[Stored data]
────────

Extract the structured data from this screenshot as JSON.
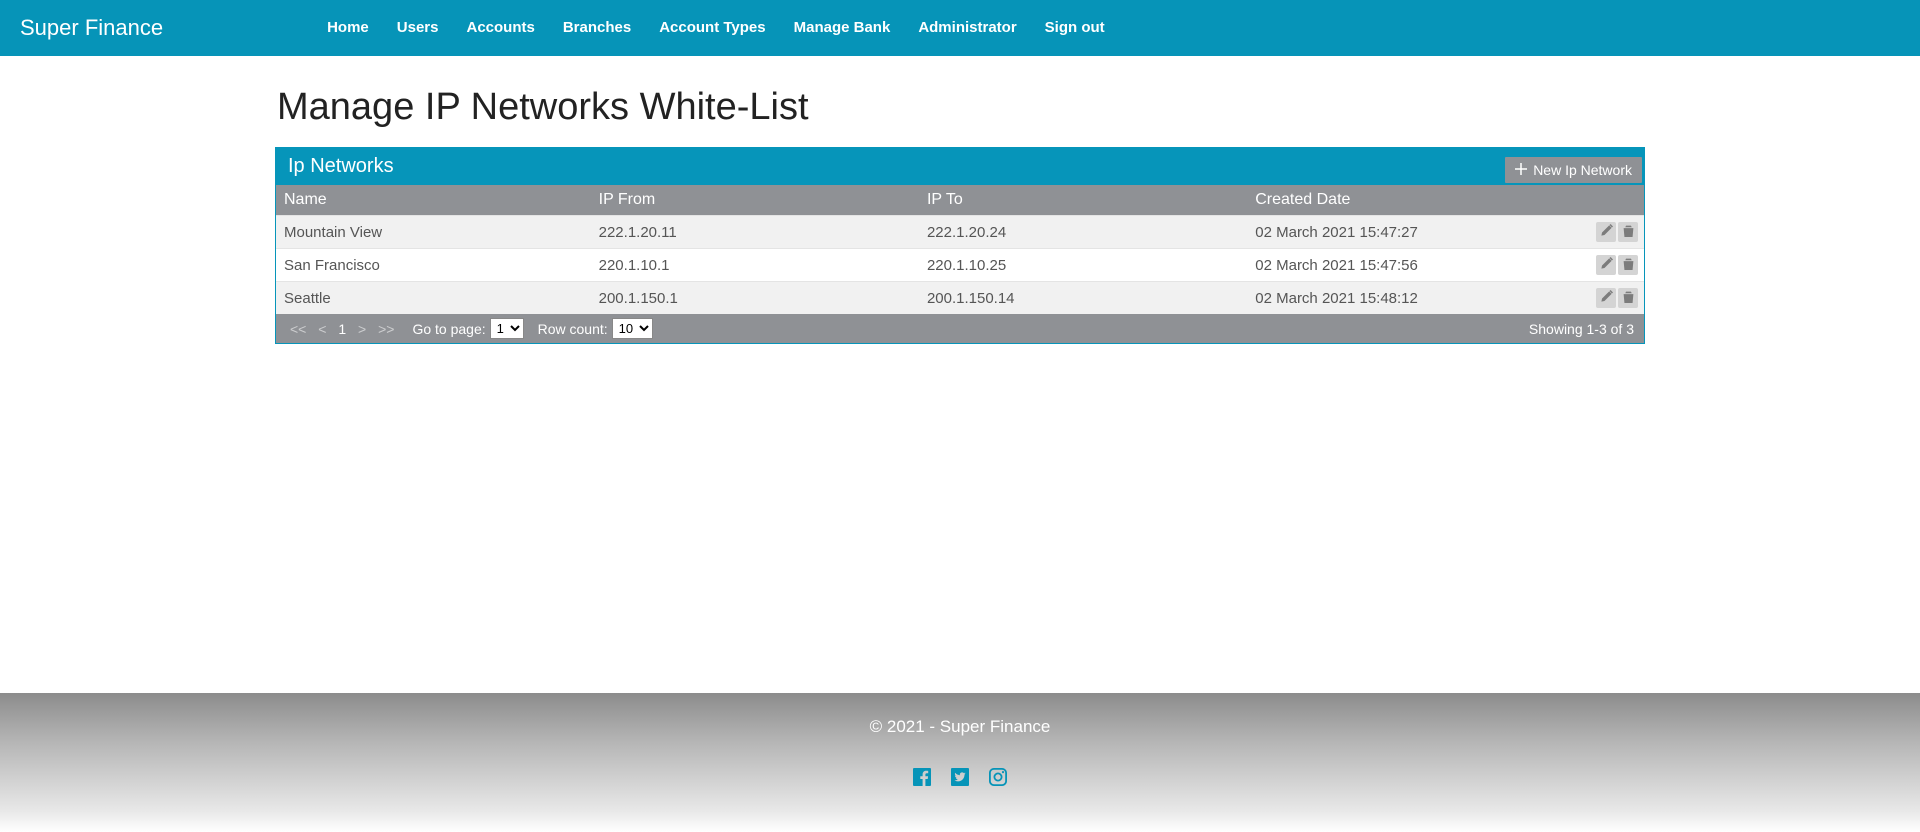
{
  "brand": "Super Finance",
  "nav": [
    "Home",
    "Users",
    "Accounts",
    "Branches",
    "Account Types",
    "Manage Bank",
    "Administrator",
    "Sign out"
  ],
  "page": {
    "title": "Manage IP Networks White-List"
  },
  "panel": {
    "header": "Ip Networks",
    "new_button": "New Ip Network"
  },
  "table": {
    "headers": [
      "Name",
      "IP From",
      "IP To",
      "Created Date"
    ],
    "rows": [
      {
        "name": "Mountain View",
        "ip_from": "222.1.20.11",
        "ip_to": "222.1.20.24",
        "created": "02 March 2021 15:47:27"
      },
      {
        "name": "San Francisco",
        "ip_from": "220.1.10.1",
        "ip_to": "220.1.10.25",
        "created": "02 March 2021 15:47:56"
      },
      {
        "name": "Seattle",
        "ip_from": "200.1.150.1",
        "ip_to": "200.1.150.14",
        "created": "02 March 2021 15:48:12"
      }
    ]
  },
  "pager": {
    "first": "<<",
    "prev": "<",
    "current_page": "1",
    "next": ">",
    "last": ">>",
    "goto_label": "Go to page:",
    "goto_value": "1",
    "rowcount_label": "Row count:",
    "rowcount_value": "10",
    "showing": "Showing 1-3 of 3"
  },
  "footer": {
    "copy": "© 2021 - Super Finance"
  }
}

────────

## DIRECTIVE
Extract all the entries word for word; omit any pictures.

## SOLUTION TO THE EXERCISE
Extract the structured data from this screenshot as JSON.
{
  "brand": "Super Finance",
  "nav": [
    "Home",
    "Users",
    "Accounts",
    "Branches",
    "Account Types",
    "Manage Bank",
    "Administrator",
    "Sign out"
  ],
  "page": {
    "title": "Manage IP Networks White-List"
  },
  "panel": {
    "header": "Ip Networks",
    "new_button": "New Ip Network"
  },
  "table": {
    "headers": [
      "Name",
      "IP From",
      "IP To",
      "Created Date"
    ],
    "rows": [
      {
        "name": "Mountain View",
        "ip_from": "222.1.20.11",
        "ip_to": "222.1.20.24",
        "created": "02 March 2021 15:47:27"
      },
      {
        "name": "San Francisco",
        "ip_from": "220.1.10.1",
        "ip_to": "220.1.10.25",
        "created": "02 March 2021 15:47:56"
      },
      {
        "name": "Seattle",
        "ip_from": "200.1.150.1",
        "ip_to": "200.1.150.14",
        "created": "02 March 2021 15:48:12"
      }
    ]
  },
  "pager": {
    "first": "<<",
    "prev": "<",
    "current_page": "1",
    "next": ">",
    "last": ">>",
    "goto_label": "Go to page:",
    "goto_value": "1",
    "rowcount_label": "Row count:",
    "rowcount_value": "10",
    "showing": "Showing 1-3 of 3"
  },
  "footer": {
    "copy": "© 2021 - Super Finance"
  }
}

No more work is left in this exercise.